### What the exercise asks
Filter the data below for the string "byline" and copy each matching line.

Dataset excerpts
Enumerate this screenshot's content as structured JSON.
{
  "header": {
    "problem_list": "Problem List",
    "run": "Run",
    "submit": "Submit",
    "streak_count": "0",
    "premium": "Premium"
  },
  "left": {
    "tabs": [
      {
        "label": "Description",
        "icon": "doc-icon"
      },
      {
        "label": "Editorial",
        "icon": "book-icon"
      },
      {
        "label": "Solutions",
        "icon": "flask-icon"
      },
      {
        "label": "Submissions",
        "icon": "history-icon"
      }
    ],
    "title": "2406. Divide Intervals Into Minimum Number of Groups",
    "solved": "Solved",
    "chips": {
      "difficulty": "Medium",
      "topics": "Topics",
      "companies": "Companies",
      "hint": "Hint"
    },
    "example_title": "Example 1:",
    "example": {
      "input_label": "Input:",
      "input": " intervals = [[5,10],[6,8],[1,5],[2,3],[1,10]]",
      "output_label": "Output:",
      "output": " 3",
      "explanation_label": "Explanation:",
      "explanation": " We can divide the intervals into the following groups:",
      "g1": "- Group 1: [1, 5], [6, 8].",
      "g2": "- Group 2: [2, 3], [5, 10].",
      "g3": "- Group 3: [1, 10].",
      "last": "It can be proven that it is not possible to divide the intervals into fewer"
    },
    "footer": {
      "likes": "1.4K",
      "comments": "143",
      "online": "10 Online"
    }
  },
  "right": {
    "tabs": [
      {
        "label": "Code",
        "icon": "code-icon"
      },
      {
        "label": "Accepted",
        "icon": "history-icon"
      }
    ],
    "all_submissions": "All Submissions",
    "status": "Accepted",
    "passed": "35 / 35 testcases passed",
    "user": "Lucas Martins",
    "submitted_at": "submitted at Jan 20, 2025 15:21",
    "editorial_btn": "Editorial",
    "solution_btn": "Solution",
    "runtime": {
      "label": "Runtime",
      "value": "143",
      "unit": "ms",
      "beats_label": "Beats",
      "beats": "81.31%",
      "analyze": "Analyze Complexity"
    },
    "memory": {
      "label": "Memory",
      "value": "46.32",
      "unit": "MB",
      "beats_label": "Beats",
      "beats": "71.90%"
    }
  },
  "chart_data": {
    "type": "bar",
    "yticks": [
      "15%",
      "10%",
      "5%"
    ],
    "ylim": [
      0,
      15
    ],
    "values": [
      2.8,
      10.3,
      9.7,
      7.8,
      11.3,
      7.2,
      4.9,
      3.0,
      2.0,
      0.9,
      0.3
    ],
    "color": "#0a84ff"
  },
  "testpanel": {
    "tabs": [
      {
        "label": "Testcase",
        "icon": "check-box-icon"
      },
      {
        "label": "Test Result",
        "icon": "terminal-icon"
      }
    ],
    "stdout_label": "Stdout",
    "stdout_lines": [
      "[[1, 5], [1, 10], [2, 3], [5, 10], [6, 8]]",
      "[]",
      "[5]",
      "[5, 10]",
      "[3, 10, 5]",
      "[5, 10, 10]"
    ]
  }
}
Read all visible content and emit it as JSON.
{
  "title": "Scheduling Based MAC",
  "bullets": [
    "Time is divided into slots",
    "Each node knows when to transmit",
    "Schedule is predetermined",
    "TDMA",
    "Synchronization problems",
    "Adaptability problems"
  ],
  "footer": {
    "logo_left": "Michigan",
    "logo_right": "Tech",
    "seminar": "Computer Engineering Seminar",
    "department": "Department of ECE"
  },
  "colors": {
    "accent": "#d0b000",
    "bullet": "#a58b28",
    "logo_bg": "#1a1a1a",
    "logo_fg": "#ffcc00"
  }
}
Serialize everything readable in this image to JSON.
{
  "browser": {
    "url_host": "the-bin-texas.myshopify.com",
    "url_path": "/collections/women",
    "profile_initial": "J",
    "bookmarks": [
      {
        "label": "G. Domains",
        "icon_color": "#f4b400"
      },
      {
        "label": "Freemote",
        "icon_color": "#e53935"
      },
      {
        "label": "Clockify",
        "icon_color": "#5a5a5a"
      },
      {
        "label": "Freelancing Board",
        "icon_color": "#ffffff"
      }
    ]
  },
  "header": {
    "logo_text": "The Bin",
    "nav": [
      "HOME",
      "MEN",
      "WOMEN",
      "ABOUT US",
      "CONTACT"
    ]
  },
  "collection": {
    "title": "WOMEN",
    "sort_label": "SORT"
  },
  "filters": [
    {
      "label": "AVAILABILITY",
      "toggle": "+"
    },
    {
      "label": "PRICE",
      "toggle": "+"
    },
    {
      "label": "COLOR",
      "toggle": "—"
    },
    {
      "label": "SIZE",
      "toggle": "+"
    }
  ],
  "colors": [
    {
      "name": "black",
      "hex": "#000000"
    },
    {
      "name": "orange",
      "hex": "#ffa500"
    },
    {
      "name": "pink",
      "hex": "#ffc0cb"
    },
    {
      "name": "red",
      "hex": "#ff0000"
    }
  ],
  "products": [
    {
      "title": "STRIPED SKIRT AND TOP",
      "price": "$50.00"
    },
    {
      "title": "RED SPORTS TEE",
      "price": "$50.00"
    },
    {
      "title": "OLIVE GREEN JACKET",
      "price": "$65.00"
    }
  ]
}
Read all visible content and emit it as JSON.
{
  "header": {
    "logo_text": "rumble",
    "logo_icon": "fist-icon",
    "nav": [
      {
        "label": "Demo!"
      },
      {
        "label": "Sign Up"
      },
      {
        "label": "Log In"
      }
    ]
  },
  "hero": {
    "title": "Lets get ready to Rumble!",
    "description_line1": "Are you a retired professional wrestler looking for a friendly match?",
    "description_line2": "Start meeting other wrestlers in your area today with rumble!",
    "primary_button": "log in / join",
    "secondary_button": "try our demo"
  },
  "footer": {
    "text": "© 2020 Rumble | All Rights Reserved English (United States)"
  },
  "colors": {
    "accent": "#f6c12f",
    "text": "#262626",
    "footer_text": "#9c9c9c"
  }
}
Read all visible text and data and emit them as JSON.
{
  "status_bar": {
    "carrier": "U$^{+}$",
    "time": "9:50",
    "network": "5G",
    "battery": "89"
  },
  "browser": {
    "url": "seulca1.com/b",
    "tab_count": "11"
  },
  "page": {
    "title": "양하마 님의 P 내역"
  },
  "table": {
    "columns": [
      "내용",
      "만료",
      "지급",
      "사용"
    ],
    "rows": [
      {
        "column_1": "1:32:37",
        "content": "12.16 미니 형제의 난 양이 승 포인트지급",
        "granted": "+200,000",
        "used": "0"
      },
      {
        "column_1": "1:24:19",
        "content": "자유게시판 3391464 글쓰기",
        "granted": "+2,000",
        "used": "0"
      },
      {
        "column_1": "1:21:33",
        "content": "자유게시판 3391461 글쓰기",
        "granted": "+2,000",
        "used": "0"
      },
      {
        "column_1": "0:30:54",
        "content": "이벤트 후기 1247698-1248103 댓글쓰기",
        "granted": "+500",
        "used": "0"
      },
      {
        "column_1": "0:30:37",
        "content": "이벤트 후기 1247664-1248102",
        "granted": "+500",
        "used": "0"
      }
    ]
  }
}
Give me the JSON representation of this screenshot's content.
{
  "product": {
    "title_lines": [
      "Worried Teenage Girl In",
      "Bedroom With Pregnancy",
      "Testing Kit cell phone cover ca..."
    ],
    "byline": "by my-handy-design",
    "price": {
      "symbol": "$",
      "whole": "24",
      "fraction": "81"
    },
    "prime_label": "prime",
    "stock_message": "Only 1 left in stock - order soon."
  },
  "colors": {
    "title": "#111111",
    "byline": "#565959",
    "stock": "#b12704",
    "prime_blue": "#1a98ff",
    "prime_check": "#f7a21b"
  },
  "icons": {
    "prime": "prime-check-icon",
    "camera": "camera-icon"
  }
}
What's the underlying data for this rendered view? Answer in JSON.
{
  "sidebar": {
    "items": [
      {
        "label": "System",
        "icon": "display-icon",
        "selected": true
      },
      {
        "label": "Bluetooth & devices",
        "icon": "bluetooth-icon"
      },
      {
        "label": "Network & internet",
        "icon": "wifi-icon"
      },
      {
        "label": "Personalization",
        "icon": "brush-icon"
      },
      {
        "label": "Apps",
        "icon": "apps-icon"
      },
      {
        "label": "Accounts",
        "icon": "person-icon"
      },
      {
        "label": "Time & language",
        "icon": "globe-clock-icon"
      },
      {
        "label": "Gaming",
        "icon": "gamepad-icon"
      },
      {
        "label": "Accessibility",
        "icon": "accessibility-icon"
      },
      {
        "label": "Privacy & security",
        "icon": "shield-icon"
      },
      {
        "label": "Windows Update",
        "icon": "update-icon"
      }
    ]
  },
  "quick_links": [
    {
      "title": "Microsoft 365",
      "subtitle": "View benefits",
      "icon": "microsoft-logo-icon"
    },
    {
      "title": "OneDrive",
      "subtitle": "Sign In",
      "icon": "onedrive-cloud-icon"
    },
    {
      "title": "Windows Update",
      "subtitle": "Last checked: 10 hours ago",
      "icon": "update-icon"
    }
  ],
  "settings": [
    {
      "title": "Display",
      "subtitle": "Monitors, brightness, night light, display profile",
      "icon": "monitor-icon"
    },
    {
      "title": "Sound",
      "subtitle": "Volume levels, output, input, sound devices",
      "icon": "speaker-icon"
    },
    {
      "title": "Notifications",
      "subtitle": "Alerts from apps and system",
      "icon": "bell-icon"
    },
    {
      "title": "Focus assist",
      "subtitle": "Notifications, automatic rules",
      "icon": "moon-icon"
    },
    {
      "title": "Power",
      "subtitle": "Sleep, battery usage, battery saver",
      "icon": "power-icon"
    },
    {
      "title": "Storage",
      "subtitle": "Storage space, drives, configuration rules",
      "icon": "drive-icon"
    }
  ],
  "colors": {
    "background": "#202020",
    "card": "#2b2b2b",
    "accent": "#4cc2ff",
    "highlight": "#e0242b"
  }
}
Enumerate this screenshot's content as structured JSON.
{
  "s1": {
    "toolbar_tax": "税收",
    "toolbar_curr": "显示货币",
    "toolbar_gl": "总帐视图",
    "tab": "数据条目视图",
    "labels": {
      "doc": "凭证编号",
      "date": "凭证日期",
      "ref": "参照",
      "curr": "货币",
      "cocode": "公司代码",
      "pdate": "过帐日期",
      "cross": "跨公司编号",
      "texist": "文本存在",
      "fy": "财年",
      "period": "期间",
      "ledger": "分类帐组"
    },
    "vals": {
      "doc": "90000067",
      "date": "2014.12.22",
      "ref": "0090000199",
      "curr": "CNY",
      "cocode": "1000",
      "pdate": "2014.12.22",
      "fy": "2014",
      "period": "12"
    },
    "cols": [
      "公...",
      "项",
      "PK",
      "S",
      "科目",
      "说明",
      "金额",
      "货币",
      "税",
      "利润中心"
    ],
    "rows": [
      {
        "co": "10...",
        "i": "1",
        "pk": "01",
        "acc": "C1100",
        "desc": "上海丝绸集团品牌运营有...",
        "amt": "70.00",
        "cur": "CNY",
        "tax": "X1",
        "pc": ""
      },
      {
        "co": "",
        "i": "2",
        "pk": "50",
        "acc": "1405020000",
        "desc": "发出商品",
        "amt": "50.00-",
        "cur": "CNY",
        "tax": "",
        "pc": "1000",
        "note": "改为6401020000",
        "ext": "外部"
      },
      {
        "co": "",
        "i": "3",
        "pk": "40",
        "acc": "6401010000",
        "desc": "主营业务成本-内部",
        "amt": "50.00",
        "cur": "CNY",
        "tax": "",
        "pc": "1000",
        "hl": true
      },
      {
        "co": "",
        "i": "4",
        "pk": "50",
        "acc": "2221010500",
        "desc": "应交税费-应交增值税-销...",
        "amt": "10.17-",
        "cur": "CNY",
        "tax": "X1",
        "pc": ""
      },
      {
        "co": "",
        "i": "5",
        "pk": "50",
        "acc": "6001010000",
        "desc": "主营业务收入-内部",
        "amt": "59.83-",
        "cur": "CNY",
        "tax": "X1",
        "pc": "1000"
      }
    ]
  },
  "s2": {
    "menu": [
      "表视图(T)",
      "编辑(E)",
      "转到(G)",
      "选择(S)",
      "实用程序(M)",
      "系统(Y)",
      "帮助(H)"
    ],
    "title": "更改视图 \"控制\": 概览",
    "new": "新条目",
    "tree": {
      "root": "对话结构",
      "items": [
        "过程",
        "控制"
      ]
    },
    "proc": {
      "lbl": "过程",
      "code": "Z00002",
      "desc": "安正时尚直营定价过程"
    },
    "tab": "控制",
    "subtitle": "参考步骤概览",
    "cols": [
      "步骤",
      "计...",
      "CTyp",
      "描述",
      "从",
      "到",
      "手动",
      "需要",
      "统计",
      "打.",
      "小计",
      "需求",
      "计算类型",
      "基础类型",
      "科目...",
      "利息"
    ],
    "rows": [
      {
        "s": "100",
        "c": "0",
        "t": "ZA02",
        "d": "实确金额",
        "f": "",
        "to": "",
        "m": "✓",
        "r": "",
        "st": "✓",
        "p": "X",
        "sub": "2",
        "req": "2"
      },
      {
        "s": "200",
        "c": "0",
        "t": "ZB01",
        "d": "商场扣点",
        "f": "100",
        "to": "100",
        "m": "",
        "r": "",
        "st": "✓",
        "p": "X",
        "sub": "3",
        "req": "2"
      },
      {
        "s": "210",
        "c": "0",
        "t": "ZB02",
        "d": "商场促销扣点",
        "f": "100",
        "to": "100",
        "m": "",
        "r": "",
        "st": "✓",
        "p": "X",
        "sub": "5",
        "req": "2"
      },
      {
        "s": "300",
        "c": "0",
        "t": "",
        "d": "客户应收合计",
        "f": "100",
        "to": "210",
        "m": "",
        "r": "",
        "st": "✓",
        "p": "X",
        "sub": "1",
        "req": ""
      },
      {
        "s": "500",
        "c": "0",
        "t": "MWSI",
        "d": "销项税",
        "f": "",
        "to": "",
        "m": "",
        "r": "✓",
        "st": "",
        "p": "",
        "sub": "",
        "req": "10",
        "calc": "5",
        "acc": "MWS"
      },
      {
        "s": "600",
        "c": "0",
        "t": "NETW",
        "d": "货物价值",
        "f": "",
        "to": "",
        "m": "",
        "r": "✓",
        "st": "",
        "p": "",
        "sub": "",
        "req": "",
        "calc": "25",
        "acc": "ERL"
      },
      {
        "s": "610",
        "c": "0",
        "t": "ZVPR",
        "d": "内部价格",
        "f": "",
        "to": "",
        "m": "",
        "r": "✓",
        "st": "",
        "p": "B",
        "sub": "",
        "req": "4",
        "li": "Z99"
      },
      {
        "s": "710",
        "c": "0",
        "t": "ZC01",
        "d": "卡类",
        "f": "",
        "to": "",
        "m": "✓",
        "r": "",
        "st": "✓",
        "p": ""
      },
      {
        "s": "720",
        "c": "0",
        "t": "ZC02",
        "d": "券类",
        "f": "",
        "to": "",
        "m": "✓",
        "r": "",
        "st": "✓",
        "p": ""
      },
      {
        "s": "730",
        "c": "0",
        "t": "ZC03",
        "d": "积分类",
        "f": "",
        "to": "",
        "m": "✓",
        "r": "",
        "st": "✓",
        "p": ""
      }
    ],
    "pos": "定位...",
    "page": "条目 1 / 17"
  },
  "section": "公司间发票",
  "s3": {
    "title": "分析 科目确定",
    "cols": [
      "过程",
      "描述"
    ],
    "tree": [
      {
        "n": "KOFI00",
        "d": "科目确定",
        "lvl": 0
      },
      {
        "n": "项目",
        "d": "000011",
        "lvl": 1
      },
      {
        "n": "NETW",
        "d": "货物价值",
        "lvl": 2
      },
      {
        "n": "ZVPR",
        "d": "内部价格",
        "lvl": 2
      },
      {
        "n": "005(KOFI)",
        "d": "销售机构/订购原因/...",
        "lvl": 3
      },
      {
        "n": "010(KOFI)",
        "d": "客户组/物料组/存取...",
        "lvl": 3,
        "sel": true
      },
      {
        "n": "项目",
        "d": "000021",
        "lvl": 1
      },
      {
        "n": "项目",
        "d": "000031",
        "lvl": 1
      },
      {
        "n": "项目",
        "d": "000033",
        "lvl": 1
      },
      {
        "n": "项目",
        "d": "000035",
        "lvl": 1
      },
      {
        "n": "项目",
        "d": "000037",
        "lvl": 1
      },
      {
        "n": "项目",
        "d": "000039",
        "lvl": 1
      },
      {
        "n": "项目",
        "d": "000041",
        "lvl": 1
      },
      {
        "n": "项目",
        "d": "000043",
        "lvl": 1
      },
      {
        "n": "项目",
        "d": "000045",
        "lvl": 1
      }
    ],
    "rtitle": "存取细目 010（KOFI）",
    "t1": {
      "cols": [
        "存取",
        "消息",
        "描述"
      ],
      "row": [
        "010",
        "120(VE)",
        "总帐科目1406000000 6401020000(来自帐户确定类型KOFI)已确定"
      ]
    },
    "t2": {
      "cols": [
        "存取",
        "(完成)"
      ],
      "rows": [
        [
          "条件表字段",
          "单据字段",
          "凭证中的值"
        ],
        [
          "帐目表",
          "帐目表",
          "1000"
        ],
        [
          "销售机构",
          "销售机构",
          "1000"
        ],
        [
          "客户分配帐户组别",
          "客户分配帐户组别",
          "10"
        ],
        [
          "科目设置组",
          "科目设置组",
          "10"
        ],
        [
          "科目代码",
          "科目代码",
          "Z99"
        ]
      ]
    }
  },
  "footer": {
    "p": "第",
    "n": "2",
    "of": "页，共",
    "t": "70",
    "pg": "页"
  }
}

### Task response
    "byline": "by my-handy-design",
    "byline": "#565959",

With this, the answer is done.